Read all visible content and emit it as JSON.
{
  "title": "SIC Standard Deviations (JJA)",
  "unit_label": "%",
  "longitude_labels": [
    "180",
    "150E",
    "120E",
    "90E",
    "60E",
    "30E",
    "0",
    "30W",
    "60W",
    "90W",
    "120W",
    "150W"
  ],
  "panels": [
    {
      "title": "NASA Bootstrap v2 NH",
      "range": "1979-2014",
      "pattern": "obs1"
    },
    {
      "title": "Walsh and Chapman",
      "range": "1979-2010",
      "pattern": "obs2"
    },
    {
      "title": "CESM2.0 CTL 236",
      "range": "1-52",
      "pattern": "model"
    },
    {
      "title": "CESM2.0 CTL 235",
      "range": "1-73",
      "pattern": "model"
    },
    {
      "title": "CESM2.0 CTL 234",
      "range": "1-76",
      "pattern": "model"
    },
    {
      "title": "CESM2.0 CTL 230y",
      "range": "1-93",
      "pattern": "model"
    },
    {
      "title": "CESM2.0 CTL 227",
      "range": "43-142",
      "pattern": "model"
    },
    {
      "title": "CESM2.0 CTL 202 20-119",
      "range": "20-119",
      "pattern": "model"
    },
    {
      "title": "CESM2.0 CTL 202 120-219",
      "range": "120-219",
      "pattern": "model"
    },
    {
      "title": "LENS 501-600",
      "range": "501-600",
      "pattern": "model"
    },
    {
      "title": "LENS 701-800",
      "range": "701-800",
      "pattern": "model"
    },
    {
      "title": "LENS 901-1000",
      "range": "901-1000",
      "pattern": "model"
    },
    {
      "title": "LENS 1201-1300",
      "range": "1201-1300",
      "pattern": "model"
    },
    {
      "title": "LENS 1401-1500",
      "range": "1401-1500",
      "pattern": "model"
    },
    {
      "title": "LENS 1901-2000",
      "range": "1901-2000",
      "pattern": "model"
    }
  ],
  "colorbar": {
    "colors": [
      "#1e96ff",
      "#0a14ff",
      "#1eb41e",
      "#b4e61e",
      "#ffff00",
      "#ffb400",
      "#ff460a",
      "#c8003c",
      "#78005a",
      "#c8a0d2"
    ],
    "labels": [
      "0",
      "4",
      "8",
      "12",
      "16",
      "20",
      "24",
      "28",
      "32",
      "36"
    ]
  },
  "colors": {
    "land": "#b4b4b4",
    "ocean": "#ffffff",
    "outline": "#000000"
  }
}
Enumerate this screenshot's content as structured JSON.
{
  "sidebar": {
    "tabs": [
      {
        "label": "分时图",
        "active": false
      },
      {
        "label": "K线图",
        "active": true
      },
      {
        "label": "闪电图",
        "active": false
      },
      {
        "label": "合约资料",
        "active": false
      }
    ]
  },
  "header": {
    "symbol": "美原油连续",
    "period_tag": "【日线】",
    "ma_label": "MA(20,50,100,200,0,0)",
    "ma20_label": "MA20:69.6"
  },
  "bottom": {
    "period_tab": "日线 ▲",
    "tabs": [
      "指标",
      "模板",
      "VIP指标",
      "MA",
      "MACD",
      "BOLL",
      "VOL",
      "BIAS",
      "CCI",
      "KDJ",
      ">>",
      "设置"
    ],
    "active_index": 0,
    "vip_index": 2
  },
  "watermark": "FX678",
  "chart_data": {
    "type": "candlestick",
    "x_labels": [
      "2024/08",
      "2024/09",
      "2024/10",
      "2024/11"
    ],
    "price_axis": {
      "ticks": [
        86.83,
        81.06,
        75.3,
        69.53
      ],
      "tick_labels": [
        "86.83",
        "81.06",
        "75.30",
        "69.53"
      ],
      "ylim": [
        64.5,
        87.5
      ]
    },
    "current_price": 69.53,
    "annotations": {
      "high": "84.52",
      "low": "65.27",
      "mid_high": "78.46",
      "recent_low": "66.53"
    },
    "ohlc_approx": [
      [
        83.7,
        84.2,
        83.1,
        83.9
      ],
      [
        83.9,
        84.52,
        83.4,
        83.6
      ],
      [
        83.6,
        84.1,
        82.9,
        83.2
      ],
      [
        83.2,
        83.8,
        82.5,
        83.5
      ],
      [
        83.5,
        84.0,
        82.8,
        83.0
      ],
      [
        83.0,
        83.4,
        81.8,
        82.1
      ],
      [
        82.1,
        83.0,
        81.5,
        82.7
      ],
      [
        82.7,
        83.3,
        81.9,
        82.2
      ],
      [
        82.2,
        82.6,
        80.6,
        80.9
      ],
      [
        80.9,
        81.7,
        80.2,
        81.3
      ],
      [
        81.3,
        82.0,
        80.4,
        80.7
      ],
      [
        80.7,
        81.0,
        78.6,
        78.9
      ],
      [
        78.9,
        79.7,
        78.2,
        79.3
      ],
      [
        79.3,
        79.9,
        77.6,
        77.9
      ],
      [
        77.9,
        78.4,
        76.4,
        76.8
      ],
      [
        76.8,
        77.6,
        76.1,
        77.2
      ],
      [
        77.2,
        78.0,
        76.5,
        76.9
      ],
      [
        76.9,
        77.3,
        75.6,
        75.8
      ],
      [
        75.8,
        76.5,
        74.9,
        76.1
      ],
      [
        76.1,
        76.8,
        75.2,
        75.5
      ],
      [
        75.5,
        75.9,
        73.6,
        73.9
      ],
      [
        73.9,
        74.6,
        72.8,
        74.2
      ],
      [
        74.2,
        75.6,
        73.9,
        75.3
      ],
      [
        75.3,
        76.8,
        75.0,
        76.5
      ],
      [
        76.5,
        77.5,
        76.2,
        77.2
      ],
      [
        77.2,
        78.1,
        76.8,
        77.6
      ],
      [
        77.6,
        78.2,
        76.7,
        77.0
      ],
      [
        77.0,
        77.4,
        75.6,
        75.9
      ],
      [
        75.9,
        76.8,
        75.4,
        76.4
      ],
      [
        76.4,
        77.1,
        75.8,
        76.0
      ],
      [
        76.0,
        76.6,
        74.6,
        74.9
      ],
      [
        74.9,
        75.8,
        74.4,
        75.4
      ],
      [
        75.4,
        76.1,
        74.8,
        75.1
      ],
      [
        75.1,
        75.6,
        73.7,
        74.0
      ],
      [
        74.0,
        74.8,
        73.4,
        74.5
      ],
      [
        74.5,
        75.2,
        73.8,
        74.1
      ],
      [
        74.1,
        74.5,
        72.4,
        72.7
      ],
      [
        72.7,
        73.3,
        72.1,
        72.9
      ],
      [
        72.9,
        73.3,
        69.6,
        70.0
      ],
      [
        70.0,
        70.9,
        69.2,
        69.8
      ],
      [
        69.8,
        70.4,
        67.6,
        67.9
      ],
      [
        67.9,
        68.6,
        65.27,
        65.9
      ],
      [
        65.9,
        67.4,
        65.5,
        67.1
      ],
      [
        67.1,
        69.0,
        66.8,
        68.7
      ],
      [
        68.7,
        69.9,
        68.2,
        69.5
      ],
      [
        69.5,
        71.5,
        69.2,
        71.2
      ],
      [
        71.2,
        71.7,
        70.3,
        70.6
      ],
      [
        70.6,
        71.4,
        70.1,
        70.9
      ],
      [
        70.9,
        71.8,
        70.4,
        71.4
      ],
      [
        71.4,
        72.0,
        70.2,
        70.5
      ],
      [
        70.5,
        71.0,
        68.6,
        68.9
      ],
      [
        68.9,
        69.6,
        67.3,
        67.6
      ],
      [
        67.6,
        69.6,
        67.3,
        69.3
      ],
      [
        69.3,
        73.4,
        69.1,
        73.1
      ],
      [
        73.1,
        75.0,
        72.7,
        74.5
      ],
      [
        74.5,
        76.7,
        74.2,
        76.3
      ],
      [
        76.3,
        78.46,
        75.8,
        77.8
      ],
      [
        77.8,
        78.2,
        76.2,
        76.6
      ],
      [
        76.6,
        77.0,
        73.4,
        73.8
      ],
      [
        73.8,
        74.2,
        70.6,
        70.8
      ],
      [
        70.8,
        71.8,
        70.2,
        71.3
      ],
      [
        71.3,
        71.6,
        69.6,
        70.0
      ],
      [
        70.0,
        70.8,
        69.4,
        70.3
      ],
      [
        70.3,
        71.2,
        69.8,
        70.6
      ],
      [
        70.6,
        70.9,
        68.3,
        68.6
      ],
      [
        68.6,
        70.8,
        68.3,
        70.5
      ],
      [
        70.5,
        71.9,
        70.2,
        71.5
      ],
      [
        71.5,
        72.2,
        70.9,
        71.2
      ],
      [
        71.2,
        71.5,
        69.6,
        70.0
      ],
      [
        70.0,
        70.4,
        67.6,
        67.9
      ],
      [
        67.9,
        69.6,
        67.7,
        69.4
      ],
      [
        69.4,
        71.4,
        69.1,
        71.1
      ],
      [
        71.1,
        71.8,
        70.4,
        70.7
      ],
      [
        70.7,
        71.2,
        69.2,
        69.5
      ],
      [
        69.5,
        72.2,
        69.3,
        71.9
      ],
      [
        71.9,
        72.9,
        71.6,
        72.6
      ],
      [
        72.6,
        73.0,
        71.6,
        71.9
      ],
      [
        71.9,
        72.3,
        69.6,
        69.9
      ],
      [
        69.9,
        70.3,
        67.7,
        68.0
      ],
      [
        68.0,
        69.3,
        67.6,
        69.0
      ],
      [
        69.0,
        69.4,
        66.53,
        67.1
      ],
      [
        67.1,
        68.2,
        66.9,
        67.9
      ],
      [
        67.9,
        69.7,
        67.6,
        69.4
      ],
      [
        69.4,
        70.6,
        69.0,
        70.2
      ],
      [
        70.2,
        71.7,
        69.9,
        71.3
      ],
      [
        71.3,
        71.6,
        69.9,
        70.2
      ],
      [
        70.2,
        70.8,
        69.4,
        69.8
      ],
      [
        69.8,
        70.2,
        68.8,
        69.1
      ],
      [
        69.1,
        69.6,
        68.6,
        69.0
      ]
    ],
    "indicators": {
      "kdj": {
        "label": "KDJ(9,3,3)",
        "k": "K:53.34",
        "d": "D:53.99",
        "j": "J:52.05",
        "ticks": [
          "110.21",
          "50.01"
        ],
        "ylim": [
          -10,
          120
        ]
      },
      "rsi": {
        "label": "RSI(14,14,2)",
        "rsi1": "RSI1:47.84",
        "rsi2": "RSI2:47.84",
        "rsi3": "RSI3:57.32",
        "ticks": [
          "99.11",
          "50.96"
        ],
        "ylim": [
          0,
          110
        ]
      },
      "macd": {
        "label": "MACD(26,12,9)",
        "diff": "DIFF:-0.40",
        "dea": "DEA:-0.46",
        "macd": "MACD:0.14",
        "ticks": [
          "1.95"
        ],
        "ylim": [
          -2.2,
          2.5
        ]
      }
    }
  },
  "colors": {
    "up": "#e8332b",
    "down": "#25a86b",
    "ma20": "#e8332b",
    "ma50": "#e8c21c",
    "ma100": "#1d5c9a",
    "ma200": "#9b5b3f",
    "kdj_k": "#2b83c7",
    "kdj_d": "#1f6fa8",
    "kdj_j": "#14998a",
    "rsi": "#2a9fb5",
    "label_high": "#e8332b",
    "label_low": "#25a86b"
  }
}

• [What is needed]: Only lines with "JSON" are wanted here; list each of them.

• [Answer in full]:
Read all visible content and emit it as JSON.
Enumerate this screenshot's content as structured JSON.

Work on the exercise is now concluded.